Objective: Gather up all lines that carry the word "JSON".

Dataset records on visual material:
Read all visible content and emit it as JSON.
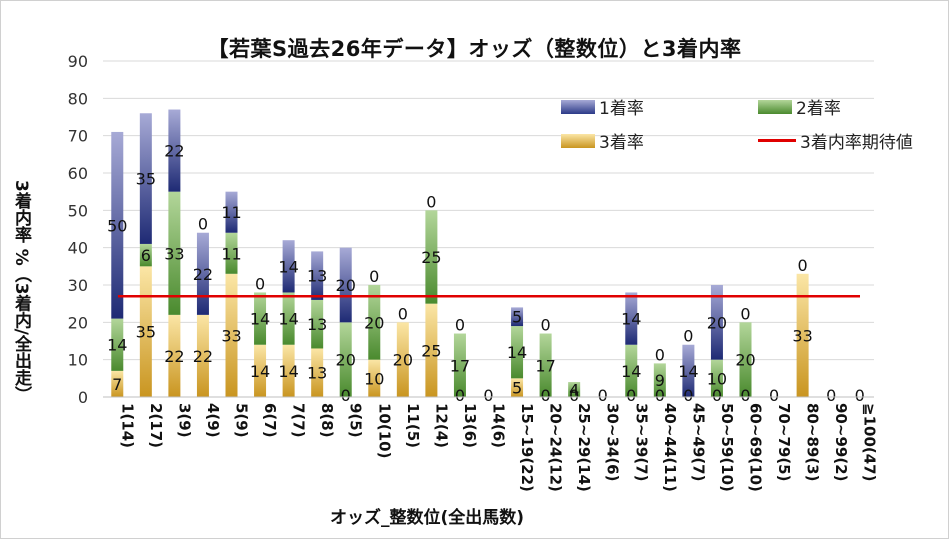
{
  "chart_data": {
    "type": "bar",
    "title": "【若葉S過去26年データ】オッズ（整数位）と3着内率",
    "xlabel": "オッズ_整数位(全出馬数)",
    "ylabel": "3着内率 %（3着内/全出走）",
    "ylim": [
      0,
      90
    ],
    "yticks": [
      0,
      10,
      20,
      30,
      40,
      50,
      60,
      70,
      80,
      90
    ],
    "categories": [
      "1(14)",
      "2(17)",
      "3(9)",
      "4(9)",
      "5(9)",
      "6(7)",
      "7(7)",
      "8(8)",
      "9(5)",
      "10(10)",
      "11(5)",
      "12(4)",
      "13(6)",
      "14(6)",
      "15~19(22)",
      "20~24(12)",
      "25~29(14)",
      "30~34(6)",
      "35~39(7)",
      "40~44(11)",
      "45~49(7)",
      "50~59(10)",
      "60~69(10)",
      "70~79(5)",
      "80~89(3)",
      "90~99(2)",
      "≧100(47)"
    ],
    "series": [
      {
        "name": "3着率",
        "color": "#d4a017",
        "values": [
          7,
          35,
          22,
          22,
          33,
          14,
          14,
          13,
          0,
          10,
          20,
          25,
          0,
          0,
          5,
          0,
          0,
          0,
          0,
          0,
          0,
          0,
          0,
          0,
          33,
          0,
          0
        ]
      },
      {
        "name": "2着率",
        "color": "#4a8a2e",
        "values": [
          14,
          6,
          33,
          0,
          11,
          14,
          14,
          13,
          20,
          20,
          0,
          25,
          17,
          0,
          14,
          17,
          4,
          0,
          14,
          9,
          0,
          10,
          20,
          0,
          0,
          0,
          0
        ]
      },
      {
        "name": "1着率",
        "color": "#2c3a88",
        "values": [
          50,
          35,
          22,
          22,
          11,
          0,
          14,
          13,
          20,
          0,
          0,
          0,
          0,
          0,
          5,
          0,
          0,
          0,
          14,
          0,
          14,
          20,
          0,
          0,
          0,
          0,
          0
        ]
      }
    ],
    "labels": [
      [
        {
          "s": 0,
          "t": "7"
        },
        {
          "s": 1,
          "t": "14"
        },
        {
          "s": 2,
          "t": "50"
        }
      ],
      [
        {
          "s": 0,
          "t": "35"
        },
        {
          "s": 1,
          "t": "6"
        },
        {
          "s": 2,
          "t": "35"
        }
      ],
      [
        {
          "s": 0,
          "t": "22"
        },
        {
          "s": 1,
          "t": "33"
        },
        {
          "s": 2,
          "t": "22"
        }
      ],
      [
        {
          "s": 0,
          "t": "22"
        },
        {
          "s": 1,
          "t": "0"
        },
        {
          "s": 2,
          "t": "22"
        }
      ],
      [
        {
          "s": 0,
          "t": "33"
        },
        {
          "s": 1,
          "t": "11"
        },
        {
          "s": 2,
          "t": "11"
        }
      ],
      [
        {
          "s": 0,
          "t": "14"
        },
        {
          "s": 1,
          "t": "14"
        },
        {
          "s": 2,
          "t": "0"
        }
      ],
      [
        {
          "s": 0,
          "t": "14"
        },
        {
          "s": 1,
          "t": "14"
        },
        {
          "s": 2,
          "t": "14"
        }
      ],
      [
        {
          "s": 0,
          "t": "13"
        },
        {
          "s": 1,
          "t": "13"
        },
        {
          "s": 2,
          "t": "13"
        }
      ],
      [
        {
          "s": 0,
          "t": "0"
        },
        {
          "s": 1,
          "t": "20"
        },
        {
          "s": 2,
          "t": "20"
        }
      ],
      [
        {
          "s": 0,
          "t": "10"
        },
        {
          "s": 1,
          "t": "20"
        },
        {
          "s": 2,
          "t": "0"
        }
      ],
      [
        {
          "s": 0,
          "t": "20"
        },
        {
          "s": 1,
          "t": "0"
        }
      ],
      [
        {
          "s": 0,
          "t": "25"
        },
        {
          "s": 1,
          "t": "25"
        },
        {
          "s": 2,
          "t": "0"
        }
      ],
      [
        {
          "s": 0,
          "t": "0"
        },
        {
          "s": 1,
          "t": "17"
        },
        {
          "s": 2,
          "t": "0"
        }
      ],
      [
        {
          "s": 0,
          "t": "0"
        }
      ],
      [
        {
          "s": 0,
          "t": "5"
        },
        {
          "s": 1,
          "t": "14"
        },
        {
          "s": 2,
          "t": "5"
        }
      ],
      [
        {
          "s": 0,
          "t": "0"
        },
        {
          "s": 1,
          "t": "17"
        },
        {
          "s": 2,
          "t": "0"
        }
      ],
      [
        {
          "s": 0,
          "t": "0"
        },
        {
          "s": 1,
          "t": "4"
        }
      ],
      [
        {
          "s": 0,
          "t": "0"
        }
      ],
      [
        {
          "s": 0,
          "t": "0"
        },
        {
          "s": 1,
          "t": "14"
        },
        {
          "s": 2,
          "t": "14"
        }
      ],
      [
        {
          "s": 0,
          "t": "0"
        },
        {
          "s": 1,
          "t": "9"
        },
        {
          "s": 2,
          "t": "0"
        }
      ],
      [
        {
          "s": 0,
          "t": "0"
        },
        {
          "s": 1,
          "t": "0"
        },
        {
          "s": 2,
          "t": "14"
        }
      ],
      [
        {
          "s": 0,
          "t": "0"
        },
        {
          "s": 1,
          "t": "10"
        },
        {
          "s": 2,
          "t": "20"
        }
      ],
      [
        {
          "s": 0,
          "t": "0"
        },
        {
          "s": 1,
          "t": "20"
        },
        {
          "s": 2,
          "t": "0"
        }
      ],
      [
        {
          "s": 0,
          "t": "0"
        }
      ],
      [
        {
          "s": 0,
          "t": "33"
        },
        {
          "s": 2,
          "t": "0"
        }
      ],
      [
        {
          "s": 0,
          "t": "0"
        }
      ],
      [
        {
          "s": 0,
          "t": "0"
        }
      ]
    ],
    "expected_line": {
      "name": "3着内率期待値",
      "value": 27,
      "color": "#e00000"
    },
    "legend": [
      {
        "name": "1着率",
        "color": "#2c3a88"
      },
      {
        "name": "2着率",
        "color": "#4a8a2e"
      },
      {
        "name": "3着率",
        "color": "#d4a017"
      },
      {
        "name": "3着内率期待値",
        "color": "#e00000"
      }
    ]
  }
}
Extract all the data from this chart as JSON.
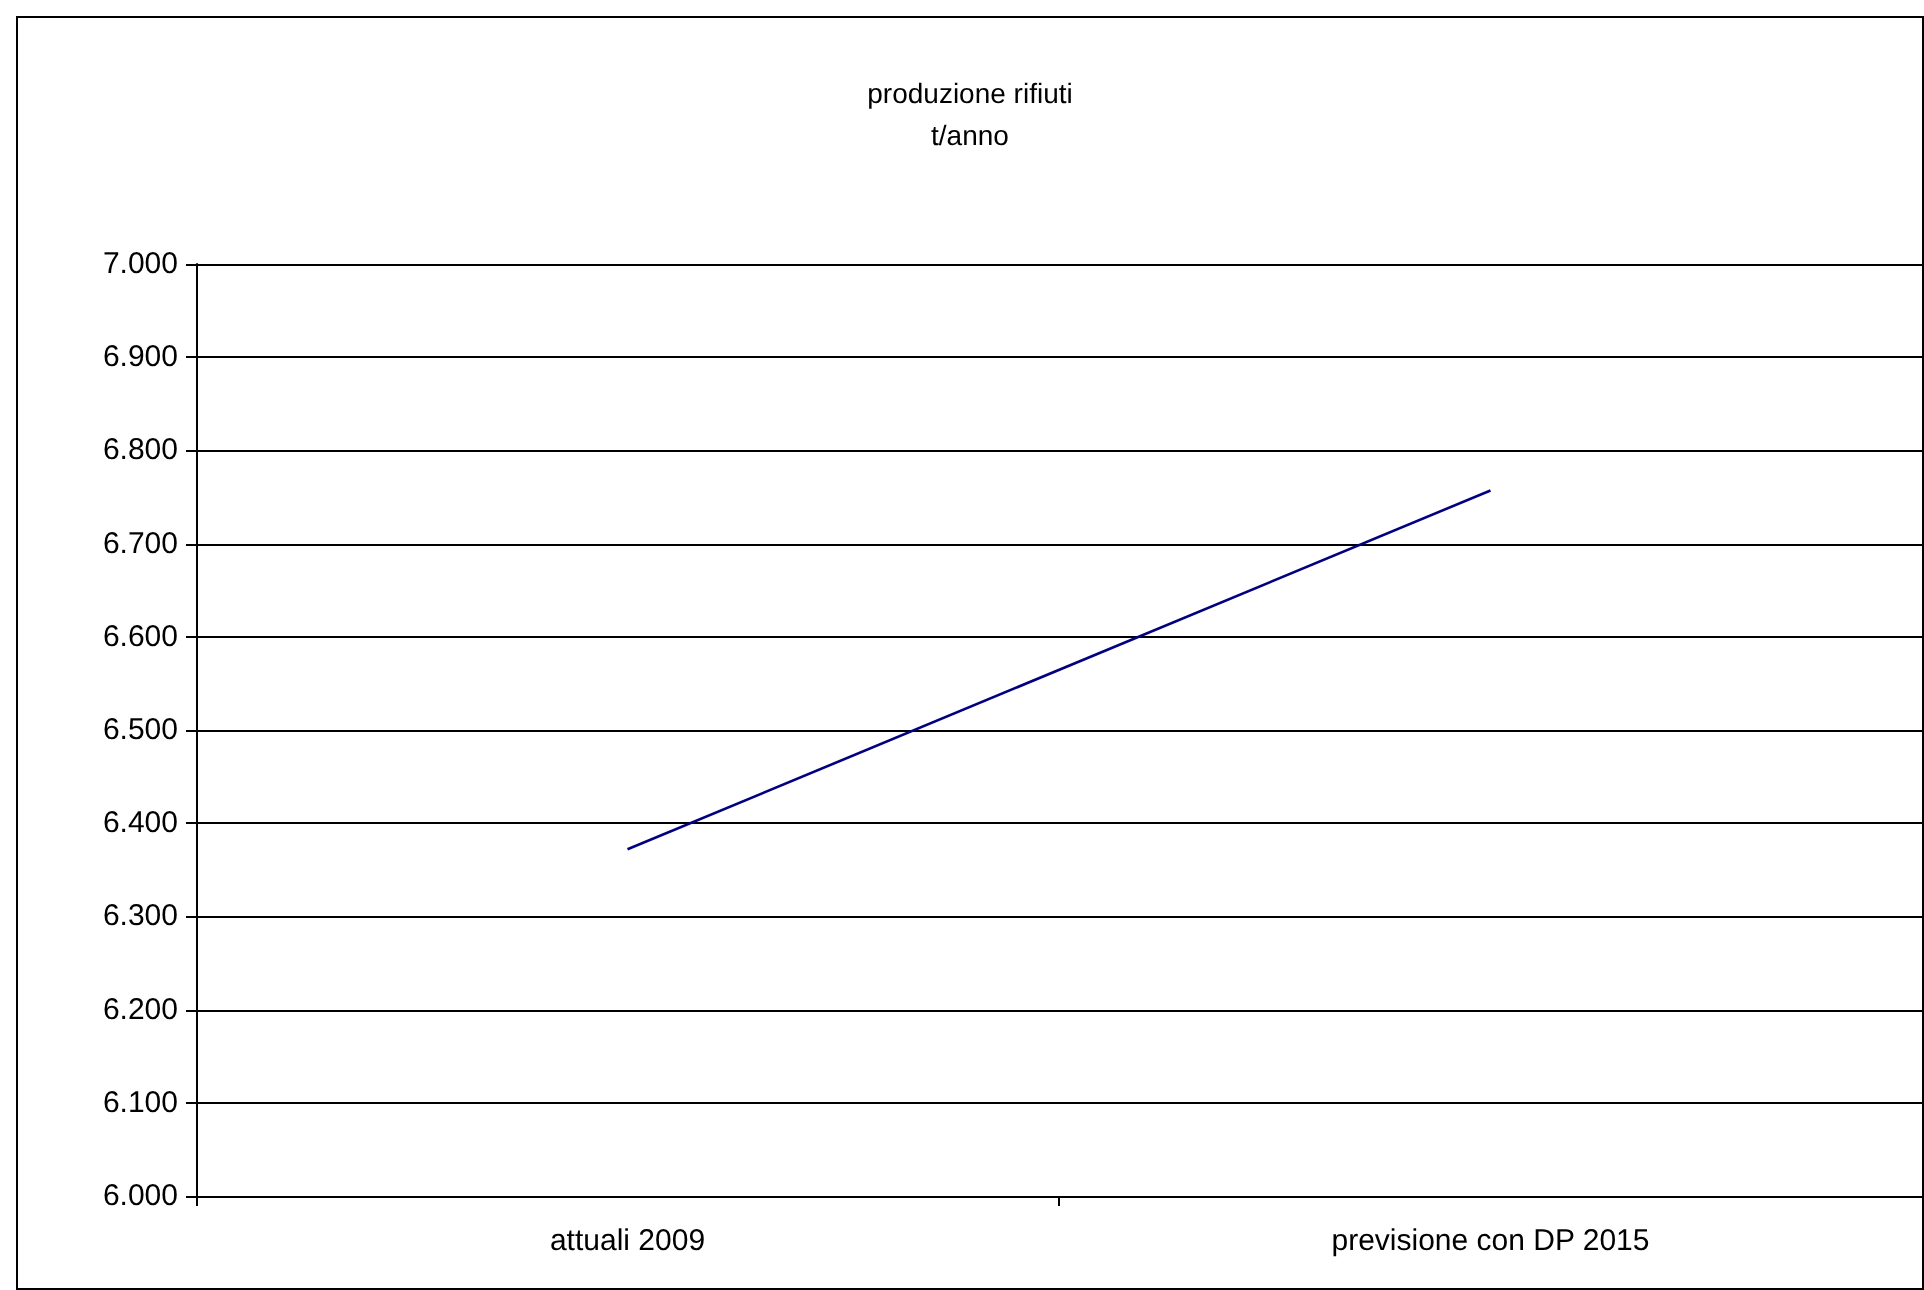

Expected answer:
Read all visible content and emit it as JSON.
Extract all the data from this chart as JSON.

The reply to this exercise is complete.